Rows ▸
>> Start

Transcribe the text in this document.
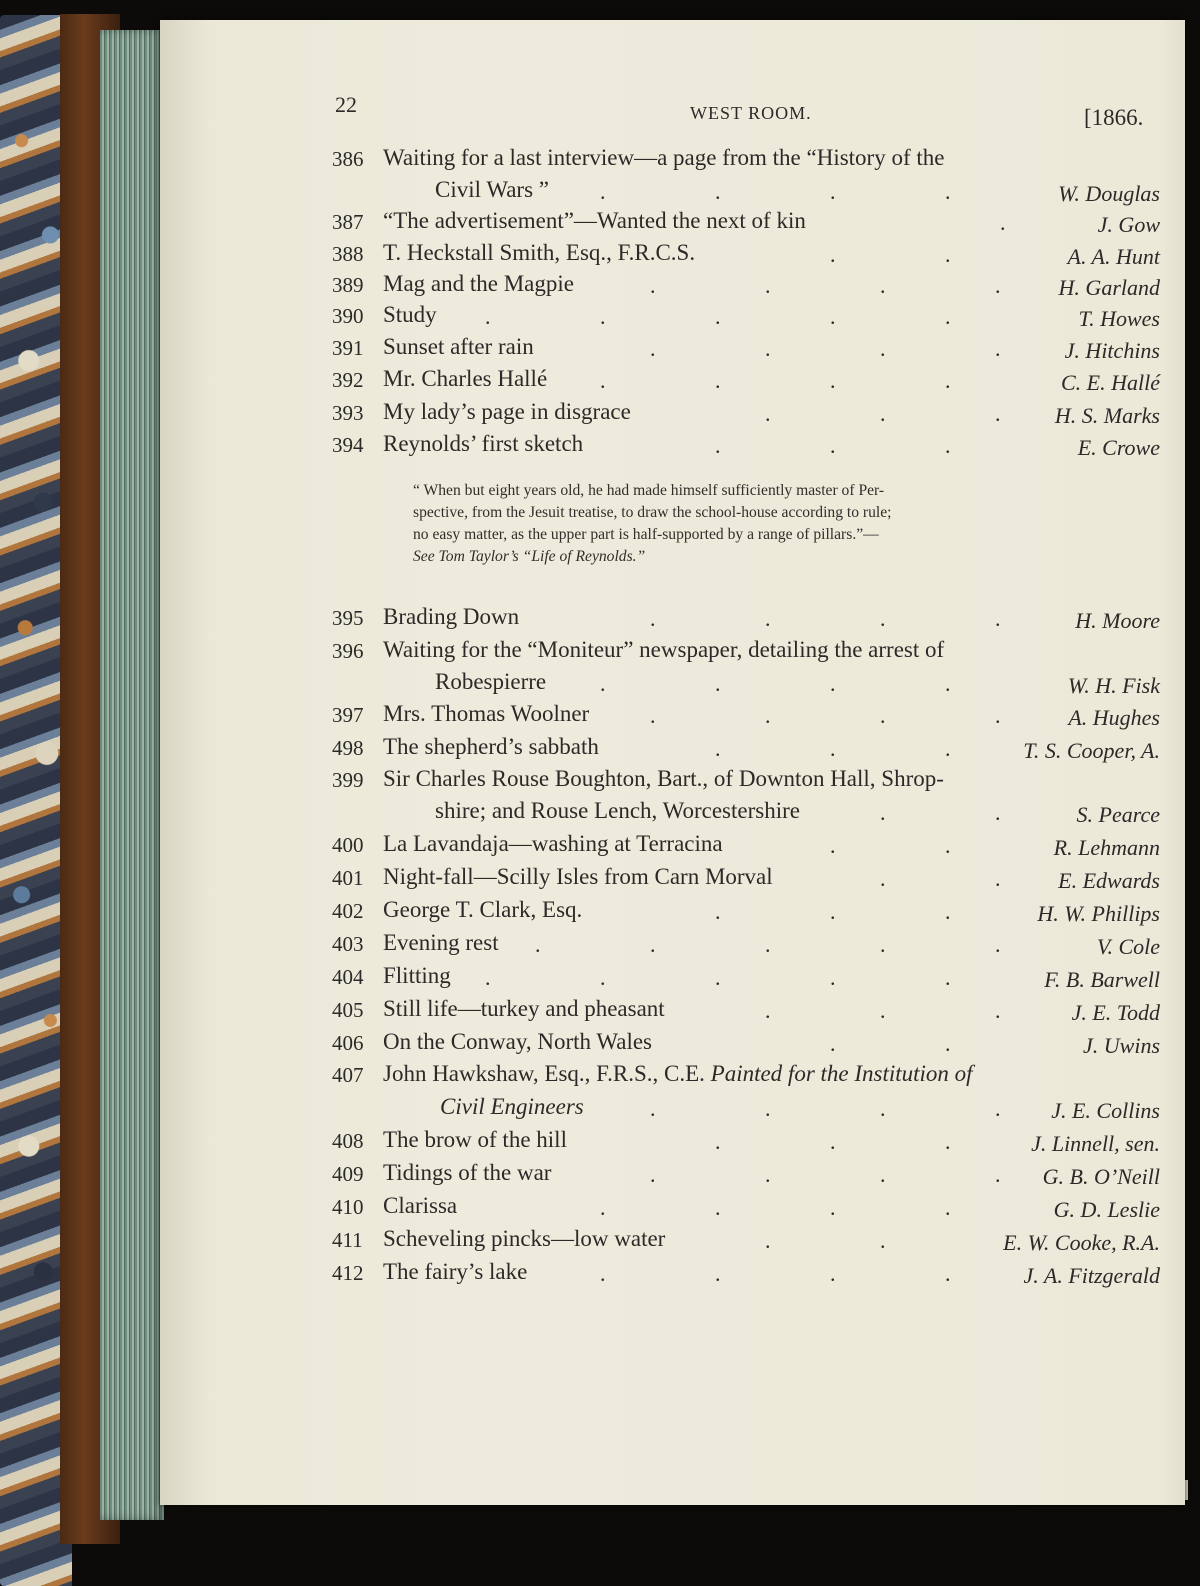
22	WEST ROOM.	[1866.
386 Waiting for a last interview—a page from the “History of the
Civil Wars ” .	.	.	.	W. Douglas
387 “The advertisement”—Wanted the next of kin	.	J. Gow
388 T. Heckstall Smith, Esq., F.R.C.S.	.	.	A. A. Hunt
389 Mag and the Magpie	.	.	.	.	H. Garland
390 Study .	.	.	.	.	T. Howes
391 Sunset after rain	.	.	.	.	J. Hitchins
392 Mr. Charles Hallé .	.	.	.	C. E. Hallé
393 My lady’s page in disgrace	.	.	. H. S. Marks
394 Reynolds’ first sketch	.	.	.	E. Crowe
395 Brading Down	.	.	.	.	H. Moore
396 Waiting for the “Moniteur” newspaper, detailing the arrest of
Robespierre .	.	.	.	W. H. Fisk
397 Mrs. Thomas Woolner	.	.	.	.	A. Hughes
498 The shepherd’s sabbath	.	.	.	T. S. Cooper, A.
399 Sir Charles Rouse Boughton, Bart., of Downton Hall, Shrop-
shire; and Rouse Lench, Worcestershire	.	.	S. Pearce
400 La Lavandaja—washing at Terracina	.	.	R. Lehmann
401 Night-fall—Scilly Isles from Carn Morval	.	.	E. Edwards
402 George T. Clark, Esq.	.	.	.	H. W. Phillips
403 Evening rest .	.	.	.	.	V. Cole
404 Flitting .	.	.	.	.	F. B. Barwell
405 Still life—turkey and pheasant	.	.	.	J. E. Todd
406 On the Conway, North Wales	.	.	J. Uwins
407 John Hawkshaw, Esq., F.R.S., C.E. Painted for the Institution of
Civil Engineers	.	.	.	. J. E. Collins
408 The brow of the hill	.	.	.	J. Linnell, sen.
409 Tidings of the war	.	.	.	. G. B. O’Neill
410 Clarissa	.	.	.	.	G. D. Leslie
411 Scheveling pincks—low water	.	.	E. W. Cooke, R.A.
412 The fairy’s lake	.	.	.	.	J. A. Fitzgerald
“ When but eight years old, he had made himself sufficiently master of Per-
spective, from the Jesuit treatise, to draw the school-house according to rule;
no easy matter, as the upper part is half-supported by a range of pillars.”—
See Tom Taylor’s “Life of Reynolds.”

>> End

Stated exercise ▸
In the entries above, identify every line with the string "page".

Response below ▸
386 Waiting for a last interview—a page from the “History of the
393 My lady’s page in disgrace	.	.	. H. S. Marks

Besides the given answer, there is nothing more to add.